**Job:** Spot each line in the records below where the word "Mechanics" occurs, then copy it.

**Extracted records:**
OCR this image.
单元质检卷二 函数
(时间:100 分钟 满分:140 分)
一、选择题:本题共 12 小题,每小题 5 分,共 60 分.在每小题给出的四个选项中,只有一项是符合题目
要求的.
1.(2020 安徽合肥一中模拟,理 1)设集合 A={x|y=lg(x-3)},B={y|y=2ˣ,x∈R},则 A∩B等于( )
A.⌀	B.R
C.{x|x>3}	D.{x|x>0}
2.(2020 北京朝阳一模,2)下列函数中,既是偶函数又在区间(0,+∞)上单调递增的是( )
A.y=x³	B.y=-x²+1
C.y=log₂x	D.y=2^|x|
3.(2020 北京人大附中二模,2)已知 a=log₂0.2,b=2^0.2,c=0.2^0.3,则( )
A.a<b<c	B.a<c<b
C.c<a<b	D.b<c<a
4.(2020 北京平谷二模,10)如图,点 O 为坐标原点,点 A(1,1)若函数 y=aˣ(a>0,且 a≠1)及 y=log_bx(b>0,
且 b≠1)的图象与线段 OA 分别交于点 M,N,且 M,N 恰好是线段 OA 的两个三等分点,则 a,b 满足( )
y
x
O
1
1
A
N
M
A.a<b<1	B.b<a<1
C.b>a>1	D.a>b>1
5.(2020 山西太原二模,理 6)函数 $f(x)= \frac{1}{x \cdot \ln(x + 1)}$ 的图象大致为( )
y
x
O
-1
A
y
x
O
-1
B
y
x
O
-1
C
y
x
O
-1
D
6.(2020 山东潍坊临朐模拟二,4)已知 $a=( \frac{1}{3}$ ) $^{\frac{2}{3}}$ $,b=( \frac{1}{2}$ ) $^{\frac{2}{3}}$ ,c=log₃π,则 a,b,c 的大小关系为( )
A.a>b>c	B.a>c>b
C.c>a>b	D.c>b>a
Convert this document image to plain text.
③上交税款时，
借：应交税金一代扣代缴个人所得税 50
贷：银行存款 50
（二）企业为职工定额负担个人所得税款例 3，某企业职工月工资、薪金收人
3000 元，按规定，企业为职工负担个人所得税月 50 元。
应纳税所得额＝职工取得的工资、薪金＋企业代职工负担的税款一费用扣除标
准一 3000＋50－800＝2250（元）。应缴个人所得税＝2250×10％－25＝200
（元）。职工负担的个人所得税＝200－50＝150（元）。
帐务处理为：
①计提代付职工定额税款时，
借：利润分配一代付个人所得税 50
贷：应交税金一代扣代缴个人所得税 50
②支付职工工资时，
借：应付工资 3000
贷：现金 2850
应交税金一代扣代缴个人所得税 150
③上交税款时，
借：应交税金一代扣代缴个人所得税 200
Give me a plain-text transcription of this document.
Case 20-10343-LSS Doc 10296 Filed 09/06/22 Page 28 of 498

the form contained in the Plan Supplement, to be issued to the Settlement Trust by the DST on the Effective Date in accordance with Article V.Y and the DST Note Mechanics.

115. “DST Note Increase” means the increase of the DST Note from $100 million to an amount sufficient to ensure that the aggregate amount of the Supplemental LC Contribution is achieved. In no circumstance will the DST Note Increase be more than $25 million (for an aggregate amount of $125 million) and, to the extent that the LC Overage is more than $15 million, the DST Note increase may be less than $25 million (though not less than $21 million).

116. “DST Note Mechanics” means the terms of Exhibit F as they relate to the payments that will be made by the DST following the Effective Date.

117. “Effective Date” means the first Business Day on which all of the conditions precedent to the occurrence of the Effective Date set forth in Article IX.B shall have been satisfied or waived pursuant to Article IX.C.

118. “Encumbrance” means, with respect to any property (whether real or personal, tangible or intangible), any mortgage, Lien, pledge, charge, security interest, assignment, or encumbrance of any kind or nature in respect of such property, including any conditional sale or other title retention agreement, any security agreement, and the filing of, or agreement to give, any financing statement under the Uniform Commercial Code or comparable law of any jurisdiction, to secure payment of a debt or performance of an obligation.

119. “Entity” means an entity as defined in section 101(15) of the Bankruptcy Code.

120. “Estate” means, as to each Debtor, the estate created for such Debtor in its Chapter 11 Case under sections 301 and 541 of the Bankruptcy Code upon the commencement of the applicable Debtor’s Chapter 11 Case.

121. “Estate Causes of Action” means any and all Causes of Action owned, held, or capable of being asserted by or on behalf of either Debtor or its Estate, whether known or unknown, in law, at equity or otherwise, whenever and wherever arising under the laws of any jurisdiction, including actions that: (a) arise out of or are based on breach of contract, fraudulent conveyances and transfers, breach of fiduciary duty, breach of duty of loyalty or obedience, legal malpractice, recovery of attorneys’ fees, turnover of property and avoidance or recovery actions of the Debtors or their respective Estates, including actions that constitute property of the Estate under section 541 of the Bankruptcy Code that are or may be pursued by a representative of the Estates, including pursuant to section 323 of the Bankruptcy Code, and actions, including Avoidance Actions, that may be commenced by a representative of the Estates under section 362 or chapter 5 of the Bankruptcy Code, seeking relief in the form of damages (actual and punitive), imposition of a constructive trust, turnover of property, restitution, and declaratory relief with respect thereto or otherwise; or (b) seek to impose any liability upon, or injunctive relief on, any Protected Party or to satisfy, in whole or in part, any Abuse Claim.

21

**Final result:**
the form contained in the Plan Supplement, to be issued to the Settlement Trust by the DST on the Effective Date in accordance with Article V.Y and the DST Note Mechanics.
116. “DST Note Mechanics” means the terms of Exhibit F as they relate to the payments that will be made by the DST following the Effective Date.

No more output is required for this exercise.